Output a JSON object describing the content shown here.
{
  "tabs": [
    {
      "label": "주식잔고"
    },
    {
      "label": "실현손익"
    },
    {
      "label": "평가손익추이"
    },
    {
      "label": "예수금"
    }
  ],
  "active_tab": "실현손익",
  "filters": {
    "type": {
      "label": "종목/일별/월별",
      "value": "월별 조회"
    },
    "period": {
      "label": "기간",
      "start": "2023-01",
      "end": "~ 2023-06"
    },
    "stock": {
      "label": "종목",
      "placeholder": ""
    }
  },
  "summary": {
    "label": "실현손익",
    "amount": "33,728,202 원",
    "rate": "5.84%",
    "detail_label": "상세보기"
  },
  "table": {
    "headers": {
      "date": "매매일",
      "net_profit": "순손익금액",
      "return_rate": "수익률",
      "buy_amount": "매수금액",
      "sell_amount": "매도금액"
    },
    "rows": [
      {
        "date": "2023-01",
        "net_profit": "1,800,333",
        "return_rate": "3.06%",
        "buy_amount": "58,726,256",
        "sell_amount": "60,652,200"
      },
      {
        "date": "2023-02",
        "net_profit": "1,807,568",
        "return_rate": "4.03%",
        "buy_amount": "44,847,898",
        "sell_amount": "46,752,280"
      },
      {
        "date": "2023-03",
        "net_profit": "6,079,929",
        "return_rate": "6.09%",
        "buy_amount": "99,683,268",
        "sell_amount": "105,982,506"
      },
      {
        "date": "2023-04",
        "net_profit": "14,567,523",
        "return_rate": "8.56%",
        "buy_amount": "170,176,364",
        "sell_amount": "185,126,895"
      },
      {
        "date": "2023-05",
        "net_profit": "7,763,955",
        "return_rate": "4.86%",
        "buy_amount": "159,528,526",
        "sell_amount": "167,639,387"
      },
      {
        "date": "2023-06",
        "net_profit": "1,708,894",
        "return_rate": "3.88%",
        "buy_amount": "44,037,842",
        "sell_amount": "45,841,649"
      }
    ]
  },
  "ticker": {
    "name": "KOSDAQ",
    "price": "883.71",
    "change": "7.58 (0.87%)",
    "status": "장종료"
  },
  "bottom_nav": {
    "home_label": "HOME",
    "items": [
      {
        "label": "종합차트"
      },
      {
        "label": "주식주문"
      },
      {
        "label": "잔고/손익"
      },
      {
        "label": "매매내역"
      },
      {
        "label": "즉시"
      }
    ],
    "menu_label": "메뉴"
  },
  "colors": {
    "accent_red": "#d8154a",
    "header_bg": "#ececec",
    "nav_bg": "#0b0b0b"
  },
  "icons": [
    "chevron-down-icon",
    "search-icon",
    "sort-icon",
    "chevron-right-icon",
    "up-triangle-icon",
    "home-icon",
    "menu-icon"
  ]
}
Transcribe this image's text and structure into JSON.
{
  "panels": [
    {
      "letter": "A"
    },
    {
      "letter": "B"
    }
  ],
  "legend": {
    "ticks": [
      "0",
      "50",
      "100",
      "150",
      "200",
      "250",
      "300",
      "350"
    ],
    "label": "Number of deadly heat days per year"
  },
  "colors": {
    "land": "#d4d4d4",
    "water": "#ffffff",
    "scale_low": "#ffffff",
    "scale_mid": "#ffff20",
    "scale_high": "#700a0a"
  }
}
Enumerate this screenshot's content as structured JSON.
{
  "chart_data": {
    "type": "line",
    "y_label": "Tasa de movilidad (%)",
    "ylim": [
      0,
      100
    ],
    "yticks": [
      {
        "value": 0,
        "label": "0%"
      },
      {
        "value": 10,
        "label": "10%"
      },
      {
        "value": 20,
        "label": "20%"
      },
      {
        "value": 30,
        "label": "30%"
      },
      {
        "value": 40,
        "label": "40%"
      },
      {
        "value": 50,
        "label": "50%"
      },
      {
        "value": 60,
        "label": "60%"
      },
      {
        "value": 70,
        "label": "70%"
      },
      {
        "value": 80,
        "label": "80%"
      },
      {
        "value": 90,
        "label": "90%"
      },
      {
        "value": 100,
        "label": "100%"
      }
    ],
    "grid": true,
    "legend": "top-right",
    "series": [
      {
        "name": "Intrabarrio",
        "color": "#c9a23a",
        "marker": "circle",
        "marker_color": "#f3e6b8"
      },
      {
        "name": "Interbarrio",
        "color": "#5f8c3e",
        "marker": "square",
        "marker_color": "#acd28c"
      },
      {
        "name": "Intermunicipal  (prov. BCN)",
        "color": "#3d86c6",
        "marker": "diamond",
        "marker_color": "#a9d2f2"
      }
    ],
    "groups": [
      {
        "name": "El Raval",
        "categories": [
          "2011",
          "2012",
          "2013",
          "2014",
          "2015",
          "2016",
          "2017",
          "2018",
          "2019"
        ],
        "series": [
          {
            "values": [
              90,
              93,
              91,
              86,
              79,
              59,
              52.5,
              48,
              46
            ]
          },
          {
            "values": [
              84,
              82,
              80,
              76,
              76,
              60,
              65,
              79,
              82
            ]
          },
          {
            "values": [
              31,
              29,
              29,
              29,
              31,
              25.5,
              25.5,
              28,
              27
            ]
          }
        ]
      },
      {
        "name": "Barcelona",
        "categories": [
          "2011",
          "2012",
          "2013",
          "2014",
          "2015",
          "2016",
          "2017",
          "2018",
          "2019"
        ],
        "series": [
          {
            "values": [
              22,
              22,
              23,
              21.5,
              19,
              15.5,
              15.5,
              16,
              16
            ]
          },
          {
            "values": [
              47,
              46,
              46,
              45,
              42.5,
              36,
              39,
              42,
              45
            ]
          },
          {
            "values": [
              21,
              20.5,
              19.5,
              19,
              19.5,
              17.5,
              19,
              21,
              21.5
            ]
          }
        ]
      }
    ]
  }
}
++++++++++++++++++++
PROBLEM TO WORK ON. Search the data for "date" and list every line in which it occurs.

SOLUTION TO THIS PROBLEM.
      "date": "매매일",
        "date": "2023-01",
        "date": "2023-02",
        "date": "2023-03",
        "date": "2023-04",
        "date": "2023-05",
        "date": "2023-06",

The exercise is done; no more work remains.